Excerpt to read →
________________

A solid investment - Sizing It Up

Valley Times-News, The (Lanett, AL) - Thursday, September 30, 2010 Author: Cy Wood, Publisher/ Editor

It's not often a community has the opportunity to affirm its admiration of and support for its institutions. Chambers County voters have that opportunity on the Nov. 2 ballot with the proposal to renew the library's two-mill tax.

This will be the third time in my tenure at the newspaper that county voters have been asked to provide two mills of property taxes for its library operations. Voters have responded positively on the two previous occasions.

That two-mill tax was first enacted for a 10-year period to enable the library to upgrade facilities to meet contemporary demands. When the 10 years was up, the library's trustees went back to the voters and asked for renewal of the two-mill tax for another decade. That time around the money would be used for facilities and for operations.

On the November ballot is a proposal to extend the tax for another 20 years. It would remain two mills, the same levy now in effect, so it's definitely not a tax increase.

The award-winning library operations in Chambers County have been recognized for excellence at the state level, but more important than its reputation outside the county is its reputation inside the county. Chambers County has a library system that would be the envy of much larger communities. I've worked in several communities that have excellent library resources, but Chambers County stands head and shoulders above the rest.

That's important, because in an era when governmental budgets are strained and the economy is difficult, keeping the doors open sometimes becomes the first priority of public services. With the local libraries in Valley and LaFayette, that hasn't been the case. The library has expanded its scope of services, increased its outreach to the community and multiplied its patron base by being relevant, being efficient and being responsive to community needs.

There will always be books on the shelves and periodicals on the racks at the library, but the local library is at the forefront in using digital technology to provide services to the community.

For many local residents who cannot afford broadband Internet access at home, the computers at the library, which are free for public use, provide a link with the cyberworld that otherwise would be unavailable.

________________

Entries shown →
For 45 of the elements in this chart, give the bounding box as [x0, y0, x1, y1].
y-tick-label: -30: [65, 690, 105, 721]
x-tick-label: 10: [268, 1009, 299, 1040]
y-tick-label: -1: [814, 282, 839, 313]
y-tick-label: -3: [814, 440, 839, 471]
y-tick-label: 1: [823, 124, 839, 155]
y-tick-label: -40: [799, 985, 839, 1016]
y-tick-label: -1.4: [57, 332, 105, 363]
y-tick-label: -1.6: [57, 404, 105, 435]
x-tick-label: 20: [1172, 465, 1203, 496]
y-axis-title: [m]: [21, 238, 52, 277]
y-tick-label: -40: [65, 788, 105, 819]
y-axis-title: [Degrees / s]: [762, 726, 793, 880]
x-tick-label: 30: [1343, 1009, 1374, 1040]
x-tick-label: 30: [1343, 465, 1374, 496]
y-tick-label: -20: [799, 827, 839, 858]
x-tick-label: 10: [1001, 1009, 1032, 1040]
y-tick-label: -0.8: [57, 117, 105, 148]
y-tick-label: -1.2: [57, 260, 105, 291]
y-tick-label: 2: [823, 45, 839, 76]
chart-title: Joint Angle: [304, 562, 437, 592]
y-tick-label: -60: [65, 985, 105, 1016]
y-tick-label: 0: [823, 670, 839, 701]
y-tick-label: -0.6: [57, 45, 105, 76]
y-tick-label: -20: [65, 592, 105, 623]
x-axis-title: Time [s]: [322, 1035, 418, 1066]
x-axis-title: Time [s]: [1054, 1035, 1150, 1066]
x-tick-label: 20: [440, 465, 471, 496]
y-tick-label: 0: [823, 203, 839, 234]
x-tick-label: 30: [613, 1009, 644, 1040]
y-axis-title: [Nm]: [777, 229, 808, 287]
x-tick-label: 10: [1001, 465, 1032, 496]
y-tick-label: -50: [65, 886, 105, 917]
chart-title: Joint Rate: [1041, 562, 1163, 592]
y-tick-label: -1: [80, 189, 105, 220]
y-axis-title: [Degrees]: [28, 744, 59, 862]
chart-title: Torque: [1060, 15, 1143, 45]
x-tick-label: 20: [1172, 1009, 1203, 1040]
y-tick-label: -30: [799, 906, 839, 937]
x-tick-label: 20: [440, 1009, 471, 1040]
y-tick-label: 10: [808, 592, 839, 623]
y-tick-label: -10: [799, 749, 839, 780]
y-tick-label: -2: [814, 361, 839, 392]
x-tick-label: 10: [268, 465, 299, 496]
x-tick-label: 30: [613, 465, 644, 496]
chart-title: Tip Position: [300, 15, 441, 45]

________________

Actions to take →
• 1. Answer these from the library tax editorial, one line each:
(a) On what date's ballot is the library tax proposal?
(b) For how many years would the proposal extend the tax?
(c) In which two places are the local libraries?
• 2. Copy the part of the library tax editorial starting at "This will be" and ending at "a tax increase.".
• 3. The library tax editorial says the library has done three things "by being relevant, being efficient and being responsive to community needs." List them.

Answers to each task →
• 1.
(a) Nov. 2
(b) 20 years
(c) Valley and LaFayette

• 2.
This will be the third time in my tenure at the newspaper that county voters have been asked to provide two mills of property taxes for its library operations. Voters have responded positively on the two previous occasions.

That two-mill tax was first enacted for a 10-year period to enable the library to upgrade facilities to meet contemporary demands. When the 10 years was up, the library's trustees went back to the voters and asked for renewal of the two-mill tax for another decade. That time around the money would be used for facilities and for operations.

On the November ballot is a proposal to extend the tax for another 20 years. It would remain two mills, the same levy now in effect, so it's definitely not a tax increase.

• 3.
- Expanded its scope of services
- Increased its outreach to the community
- Multiplied its patron base